>> START Records for the task

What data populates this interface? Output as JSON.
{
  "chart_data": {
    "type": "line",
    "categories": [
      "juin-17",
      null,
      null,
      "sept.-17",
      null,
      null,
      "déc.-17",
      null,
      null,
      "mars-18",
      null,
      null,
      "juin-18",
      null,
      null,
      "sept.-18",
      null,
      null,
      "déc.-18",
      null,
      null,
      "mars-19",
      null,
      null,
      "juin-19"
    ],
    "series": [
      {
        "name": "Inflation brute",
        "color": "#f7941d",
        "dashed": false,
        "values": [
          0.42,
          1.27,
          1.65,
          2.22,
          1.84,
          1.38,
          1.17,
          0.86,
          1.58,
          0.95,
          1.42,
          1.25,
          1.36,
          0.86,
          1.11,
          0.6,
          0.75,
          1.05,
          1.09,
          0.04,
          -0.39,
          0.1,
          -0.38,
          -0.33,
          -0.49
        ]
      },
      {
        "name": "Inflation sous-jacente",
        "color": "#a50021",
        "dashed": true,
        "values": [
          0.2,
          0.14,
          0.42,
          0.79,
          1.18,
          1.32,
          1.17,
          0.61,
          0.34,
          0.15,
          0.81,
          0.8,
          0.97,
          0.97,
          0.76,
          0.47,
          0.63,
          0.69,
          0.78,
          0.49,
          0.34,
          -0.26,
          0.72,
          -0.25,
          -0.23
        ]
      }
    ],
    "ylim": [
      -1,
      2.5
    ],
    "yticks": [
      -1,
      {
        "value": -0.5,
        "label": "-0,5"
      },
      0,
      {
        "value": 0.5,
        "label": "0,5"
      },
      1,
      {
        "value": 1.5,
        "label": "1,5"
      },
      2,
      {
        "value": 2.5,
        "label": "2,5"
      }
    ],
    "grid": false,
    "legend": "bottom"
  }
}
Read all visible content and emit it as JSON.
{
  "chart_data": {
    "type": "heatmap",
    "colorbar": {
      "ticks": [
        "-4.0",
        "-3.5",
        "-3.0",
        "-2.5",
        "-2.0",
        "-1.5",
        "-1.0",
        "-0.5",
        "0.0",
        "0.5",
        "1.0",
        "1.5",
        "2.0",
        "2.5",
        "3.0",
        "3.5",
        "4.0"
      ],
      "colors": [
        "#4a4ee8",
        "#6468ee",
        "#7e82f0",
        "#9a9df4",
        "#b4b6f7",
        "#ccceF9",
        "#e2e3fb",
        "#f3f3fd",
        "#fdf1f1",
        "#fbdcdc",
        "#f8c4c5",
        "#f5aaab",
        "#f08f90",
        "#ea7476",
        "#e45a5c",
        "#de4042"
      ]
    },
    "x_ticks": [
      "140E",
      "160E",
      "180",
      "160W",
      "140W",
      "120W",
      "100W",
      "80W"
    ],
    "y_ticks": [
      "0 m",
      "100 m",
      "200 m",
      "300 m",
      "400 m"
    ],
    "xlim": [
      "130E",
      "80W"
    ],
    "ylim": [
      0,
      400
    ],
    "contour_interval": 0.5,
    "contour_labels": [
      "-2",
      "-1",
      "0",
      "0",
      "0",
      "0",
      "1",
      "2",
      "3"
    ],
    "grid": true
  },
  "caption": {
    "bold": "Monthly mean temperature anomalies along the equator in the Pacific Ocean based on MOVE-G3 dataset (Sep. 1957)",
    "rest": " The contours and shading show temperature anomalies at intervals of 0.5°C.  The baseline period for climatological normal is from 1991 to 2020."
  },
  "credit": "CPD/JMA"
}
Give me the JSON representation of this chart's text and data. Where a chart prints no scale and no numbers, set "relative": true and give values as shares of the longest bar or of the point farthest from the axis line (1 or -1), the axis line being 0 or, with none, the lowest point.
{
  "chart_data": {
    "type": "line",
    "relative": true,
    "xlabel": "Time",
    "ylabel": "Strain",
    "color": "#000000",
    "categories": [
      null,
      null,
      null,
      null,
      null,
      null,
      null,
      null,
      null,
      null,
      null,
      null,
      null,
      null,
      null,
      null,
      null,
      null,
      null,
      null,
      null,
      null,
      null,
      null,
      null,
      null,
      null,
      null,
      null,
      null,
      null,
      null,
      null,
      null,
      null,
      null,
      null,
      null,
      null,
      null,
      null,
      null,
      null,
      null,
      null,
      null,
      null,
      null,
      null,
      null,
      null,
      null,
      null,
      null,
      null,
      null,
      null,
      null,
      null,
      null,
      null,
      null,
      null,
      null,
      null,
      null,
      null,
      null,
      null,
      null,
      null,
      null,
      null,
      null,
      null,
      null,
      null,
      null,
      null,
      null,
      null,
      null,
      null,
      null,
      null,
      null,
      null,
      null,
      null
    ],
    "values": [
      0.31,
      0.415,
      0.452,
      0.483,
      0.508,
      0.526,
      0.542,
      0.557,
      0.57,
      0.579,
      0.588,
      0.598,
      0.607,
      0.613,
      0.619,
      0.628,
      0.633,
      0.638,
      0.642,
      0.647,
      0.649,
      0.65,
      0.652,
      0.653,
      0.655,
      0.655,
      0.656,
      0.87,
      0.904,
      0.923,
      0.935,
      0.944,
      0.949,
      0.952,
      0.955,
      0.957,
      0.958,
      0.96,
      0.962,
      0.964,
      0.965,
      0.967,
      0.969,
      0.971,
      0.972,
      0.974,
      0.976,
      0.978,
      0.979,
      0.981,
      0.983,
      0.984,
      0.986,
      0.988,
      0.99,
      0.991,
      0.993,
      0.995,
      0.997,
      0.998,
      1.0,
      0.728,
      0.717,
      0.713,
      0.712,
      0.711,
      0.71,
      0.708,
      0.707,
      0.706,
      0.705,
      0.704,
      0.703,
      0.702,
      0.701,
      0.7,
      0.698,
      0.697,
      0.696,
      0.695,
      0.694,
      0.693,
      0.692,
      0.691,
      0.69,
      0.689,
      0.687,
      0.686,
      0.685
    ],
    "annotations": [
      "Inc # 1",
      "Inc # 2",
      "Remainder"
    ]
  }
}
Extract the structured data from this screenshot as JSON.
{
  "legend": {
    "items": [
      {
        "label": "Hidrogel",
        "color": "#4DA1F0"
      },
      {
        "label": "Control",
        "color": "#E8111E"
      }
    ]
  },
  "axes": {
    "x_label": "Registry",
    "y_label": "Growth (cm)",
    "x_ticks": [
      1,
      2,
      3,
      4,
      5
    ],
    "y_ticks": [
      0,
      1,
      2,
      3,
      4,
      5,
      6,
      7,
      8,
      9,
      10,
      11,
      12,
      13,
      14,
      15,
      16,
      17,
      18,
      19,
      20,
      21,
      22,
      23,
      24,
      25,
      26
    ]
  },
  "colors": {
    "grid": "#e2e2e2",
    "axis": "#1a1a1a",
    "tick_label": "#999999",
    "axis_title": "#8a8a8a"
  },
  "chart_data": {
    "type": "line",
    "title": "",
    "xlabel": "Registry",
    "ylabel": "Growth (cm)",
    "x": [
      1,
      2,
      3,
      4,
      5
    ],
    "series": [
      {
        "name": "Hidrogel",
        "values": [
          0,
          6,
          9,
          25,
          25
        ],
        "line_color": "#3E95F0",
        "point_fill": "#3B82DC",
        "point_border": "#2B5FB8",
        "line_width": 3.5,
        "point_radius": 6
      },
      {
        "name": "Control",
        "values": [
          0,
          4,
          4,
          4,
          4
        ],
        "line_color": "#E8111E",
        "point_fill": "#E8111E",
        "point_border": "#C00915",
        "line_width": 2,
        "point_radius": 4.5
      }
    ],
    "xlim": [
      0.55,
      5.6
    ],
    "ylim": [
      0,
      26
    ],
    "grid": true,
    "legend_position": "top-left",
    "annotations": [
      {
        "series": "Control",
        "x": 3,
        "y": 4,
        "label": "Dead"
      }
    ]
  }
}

>> END Records for the task

## Set task
Without changing a word, restate the whole listing.

## Exercise output
What data populates this interface? Output as JSON.
{
  "chart_data": {
    "type": "line",
    "categories": [
      "juin-17",
      null,
      null,
      "sept.-17",
      null,
      null,
      "déc.-17",
      null,
      null,
      "mars-18",
      null,
      null,
      "juin-18",
      null,
      null,
      "sept.-18",
      null,
      null,
      "déc.-18",
      null,
      null,
      "mars-19",
      null,
      null,
      "juin-19"
    ],
    "series": [
      {
        "name": "Inflation brute",
        "color": "#f7941d",
        "dashed": false,
        "values": [
          0.42,
          1.27,
          1.65,
          2.22,
          1.84,
          1.38,
          1.17,
          0.86,
          1.58,
          0.95,
          1.42,
          1.25,
          1.36,
          0.86,
          1.11,
          0.6,
          0.75,
          1.05,
          1.09,
          0.04,
          -0.39,
          0.1,
          -0.38,
          -0.33,
          -0.49
        ]
      },
      {
        "name": "Inflation sous-jacente",
        "color": "#a50021",
        "dashed": true,
        "values": [
          0.2,
          0.14,
          0.42,
          0.79,
          1.18,
          1.32,
          1.17,
          0.61,
          0.34,
          0.15,
          0.81,
          0.8,
          0.97,
          0.97,
          0.76,
          0.47,
          0.63,
          0.69,
          0.78,
          0.49,
          0.34,
          -0.26,
          0.72,
          -0.25,
          -0.23
        ]
      }
    ],
    "ylim": [
      -1,
      2.5
    ],
    "yticks": [
      -1,
      {
        "value": -0.5,
        "label": "-0,5"
      },
      0,
      {
        "value": 0.5,
        "label": "0,5"
      },
      1,
      {
        "value": 1.5,
        "label": "1,5"
      },
      2,
      {
        "value": 2.5,
        "label": "2,5"
      }
    ],
    "grid": false,
    "legend": "bottom"
  }
}
Read all visible content and emit it as JSON.
{
  "chart_data": {
    "type": "heatmap",
    "colorbar": {
      "ticks": [
        "-4.0",
        "-3.5",
        "-3.0",
        "-2.5",
        "-2.0",
        "-1.5",
        "-1.0",
        "-0.5",
        "0.0",
        "0.5",
        "1.0",
        "1.5",
        "2.0",
        "2.5",
        "3.0",
        "3.5",
        "4.0"
      ],
      "colors": [
        "#4a4ee8",
        "#6468ee",
        "#7e82f0",
        "#9a9df4",
        "#b4b6f7",
        "#ccceF9",
        "#e2e3fb",
        "#f3f3fd",
        "#fdf1f1",
        "#fbdcdc",
        "#f8c4c5",
        "#f5aaab",
        "#f08f90",
        "#ea7476",
        "#e45a5c",
        "#de4042"
      ]
    },
    "x_ticks": [
      "140E",
      "160E",
      "180",
      "160W",
      "140W",
      "120W",
      "100W",
      "80W"
    ],
    "y_ticks": [
      "0 m",
      "100 m",
      "200 m",
      "300 m",
      "400 m"
    ],
    "xlim": [
      "130E",
      "80W"
    ],
    "ylim": [
      0,
      400
    ],
    "contour_interval": 0.5,
    "contour_labels": [
      "-2",
      "-1",
      "0",
      "0",
      "0",
      "0",
      "1",
      "2",
      "3"
    ],
    "grid": true
  },
  "caption": {
    "bold": "Monthly mean temperature anomalies along the equator in the Pacific Ocean based on MOVE-G3 dataset (Sep. 1957)",
    "rest": " The contours and shading show temperature anomalies at intervals of 0.5°C.  The baseline period for climatological normal is from 1991 to 2020."
  },
  "credit": "CPD/JMA"
}
Give me the JSON representation of this chart's text and data. Where a chart prints no scale and no numbers, set "relative": true and give values as shares of the longest bar or of the point farthest from the axis line (1 or -1), the axis line being 0 or, with none, the lowest point.
{
  "chart_data": {
    "type": "line",
    "relative": true,
    "xlabel": "Time",
    "ylabel": "Strain",
    "color": "#000000",
    "categories": [
      null,
      null,
      null,
      null,
      null,
      null,
      null,
      null,
      null,
      null,
      null,
      null,
      null,
      null,
      null,
      null,
      null,
      null,
      null,
      null,
      null,
      null,
      null,
      null,
      null,
      null,
      null,
      null,
      null,
      null,
      null,
      null,
      null,
      null,
      null,
      null,
      null,
      null,
      null,
      null,
      null,
      null,
      null,
      null,
      null,
      null,
      null,
      null,
      null,
      null,
      null,
      null,
      null,
      null,
      null,
      null,
      null,
      null,
      null,
      null,
      null,
      null,
      null,
      null,
      null,
      null,
      null,
      null,
      null,
      null,
      null,
      null,
      null,
      null,
      null,
      null,
      null,
      null,
      null,
      null,
      null,
      null,
      null,
      null,
      null,
      null,
      null,
      null,
      null
    ],
    "values": [
      0.31,
      0.415,
      0.452,
      0.483,
      0.508,
      0.526,
      0.542,
      0.557,
      0.57,
      0.579,
      0.588,
      0.598,
      0.607,
      0.613,
      0.619,
      0.628,
      0.633,
      0.638,
      0.642,
      0.647,
      0.649,
      0.65,
      0.652,
      0.653,
      0.655,
      0.655,
      0.656,
      0.87,
      0.904,
      0.923,
      0.935,
      0.944,
      0.949,
      0.952,
      0.955,
      0.957,
      0.958,
      0.96,
      0.962,
      0.964,
      0.965,
      0.967,
      0.969,
      0.971,
      0.972,
      0.974,
      0.976,
      0.978,
      0.979,
      0.981,
      0.983,
      0.984,
      0.986,
      0.988,
      0.99,
      0.991,
      0.993,
      0.995,
      0.997,
      0.998,
      1.0,
      0.728,
      0.717,
      0.713,
      0.712,
      0.711,
      0.71,
      0.708,
      0.707,
      0.706,
      0.705,
      0.704,
      0.703,
      0.702,
      0.701,
      0.7,
      0.698,
      0.697,
      0.696,
      0.695,
      0.694,
      0.693,
      0.692,
      0.691,
      0.69,
      0.689,
      0.687,
      0.686,
      0.685
    ],
    "annotations": [
      "Inc # 1",
      "Inc # 2",
      "Remainder"
    ]
  }
}
Extract the structured data from this screenshot as JSON.
{
  "legend": {
    "items": [
      {
        "label": "Hidrogel",
        "color": "#4DA1F0"
      },
      {
        "label": "Control",
        "color": "#E8111E"
      }
    ]
  },
  "axes": {
    "x_label": "Registry",
    "y_label": "Growth (cm)",
    "x_ticks": [
      1,
      2,
      3,
      4,
      5
    ],
    "y_ticks": [
      0,
      1,
      2,
      3,
      4,
      5,
      6,
      7,
      8,
      9,
      10,
      11,
      12,
      13,
      14,
      15,
      16,
      17,
      18,
      19,
      20,
      21,
      22,
      23,
      24,
      25,
      26
    ]
  },
  "colors": {
    "grid": "#e2e2e2",
    "axis": "#1a1a1a",
    "tick_label": "#999999",
    "axis_title": "#8a8a8a"
  },
  "chart_data": {
    "type": "line",
    "title": "",
    "xlabel": "Registry",
    "ylabel": "Growth (cm)",
    "x": [
      1,
      2,
      3,
      4,
      5
    ],
    "series": [
      {
        "name": "Hidrogel",
        "values": [
          0,
          6,
          9,
          25,
          25
        ],
        "line_color": "#3E95F0",
        "point_fill": "#3B82DC",
        "point_border": "#2B5FB8",
        "line_width": 3.5,
        "point_radius": 6
      },
      {
        "name": "Control",
        "values": [
          0,
          4,
          4,
          4,
          4
        ],
        "line_color": "#E8111E",
        "point_fill": "#E8111E",
        "point_border": "#C00915",
        "line_width": 2,
        "point_radius": 4.5
      }
    ],
    "xlim": [
      0.55,
      5.6
    ],
    "ylim": [
      0,
      26
    ],
    "grid": true,
    "legend_position": "top-left",
    "annotations": [
      {
        "series": "Control",
        "x": 3,
        "y": 4,
        "label": "Dead"
      }
    ]
  }
}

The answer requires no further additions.